◆ Task to complete:
Count the lines in the entries below that contain the string "Part", and reply with that number alone.
**********
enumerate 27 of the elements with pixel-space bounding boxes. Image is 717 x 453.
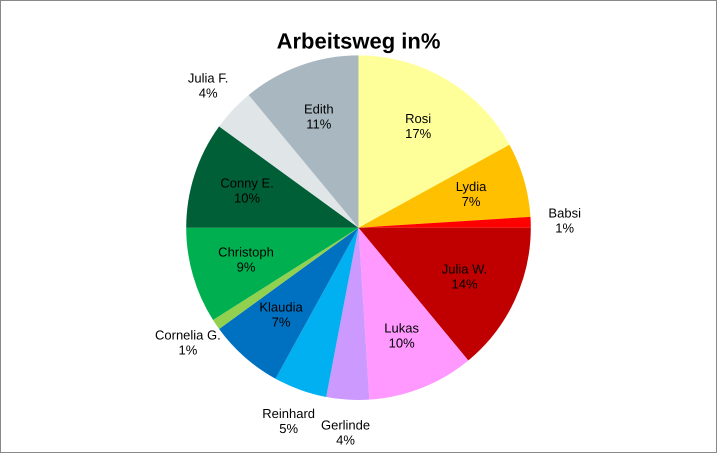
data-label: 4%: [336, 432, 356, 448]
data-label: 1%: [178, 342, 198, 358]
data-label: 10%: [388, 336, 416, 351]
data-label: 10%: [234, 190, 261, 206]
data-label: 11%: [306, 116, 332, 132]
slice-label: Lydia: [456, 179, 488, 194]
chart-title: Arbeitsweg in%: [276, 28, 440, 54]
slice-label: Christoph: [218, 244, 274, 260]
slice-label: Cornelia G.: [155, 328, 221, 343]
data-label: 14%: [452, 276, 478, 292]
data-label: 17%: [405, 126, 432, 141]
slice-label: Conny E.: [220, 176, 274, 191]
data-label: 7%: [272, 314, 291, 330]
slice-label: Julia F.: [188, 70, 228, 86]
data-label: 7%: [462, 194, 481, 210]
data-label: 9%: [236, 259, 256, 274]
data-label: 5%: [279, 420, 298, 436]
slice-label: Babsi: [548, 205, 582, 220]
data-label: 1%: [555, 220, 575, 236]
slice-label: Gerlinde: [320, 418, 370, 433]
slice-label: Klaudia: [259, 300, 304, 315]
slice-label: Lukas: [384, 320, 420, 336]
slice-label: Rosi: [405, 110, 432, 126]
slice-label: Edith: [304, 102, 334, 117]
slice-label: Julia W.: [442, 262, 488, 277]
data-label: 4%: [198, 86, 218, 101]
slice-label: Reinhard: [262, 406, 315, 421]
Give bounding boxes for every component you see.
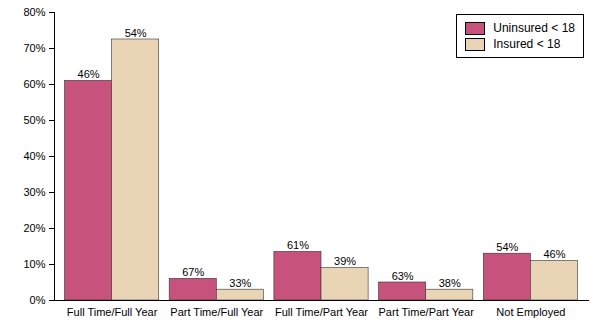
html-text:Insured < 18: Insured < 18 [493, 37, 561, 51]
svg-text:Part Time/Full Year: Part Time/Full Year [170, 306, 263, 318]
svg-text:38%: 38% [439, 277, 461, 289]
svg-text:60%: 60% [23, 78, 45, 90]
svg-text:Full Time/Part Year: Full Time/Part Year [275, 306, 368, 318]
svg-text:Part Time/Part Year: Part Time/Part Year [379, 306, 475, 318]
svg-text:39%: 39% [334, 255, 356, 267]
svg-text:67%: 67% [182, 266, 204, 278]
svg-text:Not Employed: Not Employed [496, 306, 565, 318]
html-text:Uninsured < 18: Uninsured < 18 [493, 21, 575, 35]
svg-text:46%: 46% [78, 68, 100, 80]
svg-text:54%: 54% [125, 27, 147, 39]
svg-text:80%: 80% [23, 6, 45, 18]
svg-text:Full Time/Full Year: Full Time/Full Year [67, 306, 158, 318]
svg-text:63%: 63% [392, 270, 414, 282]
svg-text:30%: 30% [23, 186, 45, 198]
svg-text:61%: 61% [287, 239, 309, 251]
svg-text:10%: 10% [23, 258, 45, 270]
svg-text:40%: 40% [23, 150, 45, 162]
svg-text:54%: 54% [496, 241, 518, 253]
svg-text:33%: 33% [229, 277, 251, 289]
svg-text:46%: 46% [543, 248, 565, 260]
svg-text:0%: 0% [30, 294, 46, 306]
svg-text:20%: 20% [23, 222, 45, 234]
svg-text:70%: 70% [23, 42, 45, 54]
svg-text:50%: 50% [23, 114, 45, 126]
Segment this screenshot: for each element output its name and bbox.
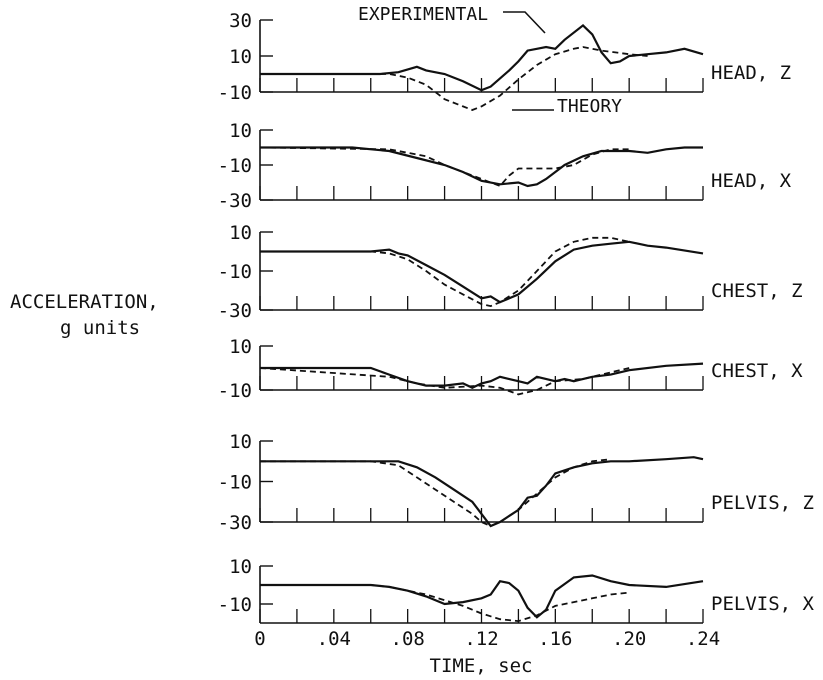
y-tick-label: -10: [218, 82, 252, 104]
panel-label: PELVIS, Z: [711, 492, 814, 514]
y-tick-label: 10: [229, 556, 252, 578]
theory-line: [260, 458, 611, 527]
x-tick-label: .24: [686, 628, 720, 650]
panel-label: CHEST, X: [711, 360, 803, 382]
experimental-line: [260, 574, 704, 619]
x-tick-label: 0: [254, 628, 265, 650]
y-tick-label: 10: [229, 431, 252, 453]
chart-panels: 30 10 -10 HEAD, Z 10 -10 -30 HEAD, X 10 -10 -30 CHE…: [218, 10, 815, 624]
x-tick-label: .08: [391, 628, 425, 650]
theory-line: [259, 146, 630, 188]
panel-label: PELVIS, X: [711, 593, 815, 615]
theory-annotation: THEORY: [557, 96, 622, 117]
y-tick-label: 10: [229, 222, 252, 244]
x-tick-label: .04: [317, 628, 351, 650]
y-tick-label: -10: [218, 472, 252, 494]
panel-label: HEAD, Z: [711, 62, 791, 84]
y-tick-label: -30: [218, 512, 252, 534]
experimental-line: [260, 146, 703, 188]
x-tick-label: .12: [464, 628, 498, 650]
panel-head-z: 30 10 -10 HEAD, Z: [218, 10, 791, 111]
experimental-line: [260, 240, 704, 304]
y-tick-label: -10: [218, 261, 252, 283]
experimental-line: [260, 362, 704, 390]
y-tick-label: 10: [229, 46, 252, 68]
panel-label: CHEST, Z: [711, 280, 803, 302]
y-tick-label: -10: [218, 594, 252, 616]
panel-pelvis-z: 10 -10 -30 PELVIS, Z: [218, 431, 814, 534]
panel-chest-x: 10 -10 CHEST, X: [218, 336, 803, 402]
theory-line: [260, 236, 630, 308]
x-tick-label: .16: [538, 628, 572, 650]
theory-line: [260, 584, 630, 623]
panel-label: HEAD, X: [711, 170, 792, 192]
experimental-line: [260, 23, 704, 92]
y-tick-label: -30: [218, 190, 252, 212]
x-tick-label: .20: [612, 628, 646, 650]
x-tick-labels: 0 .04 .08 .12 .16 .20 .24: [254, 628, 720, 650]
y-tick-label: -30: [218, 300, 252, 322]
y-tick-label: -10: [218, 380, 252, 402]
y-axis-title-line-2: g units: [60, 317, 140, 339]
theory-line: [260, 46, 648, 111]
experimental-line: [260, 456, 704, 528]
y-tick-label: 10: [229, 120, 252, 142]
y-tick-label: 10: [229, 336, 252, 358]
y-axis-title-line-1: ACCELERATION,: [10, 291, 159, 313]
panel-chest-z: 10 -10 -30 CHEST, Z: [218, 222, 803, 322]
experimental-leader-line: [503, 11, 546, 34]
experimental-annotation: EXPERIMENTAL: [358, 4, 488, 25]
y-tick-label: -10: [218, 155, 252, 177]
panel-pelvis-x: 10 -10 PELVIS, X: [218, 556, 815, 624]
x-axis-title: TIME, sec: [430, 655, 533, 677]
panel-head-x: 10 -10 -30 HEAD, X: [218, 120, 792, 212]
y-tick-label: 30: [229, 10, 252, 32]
**********
◆ Exercise solution:
3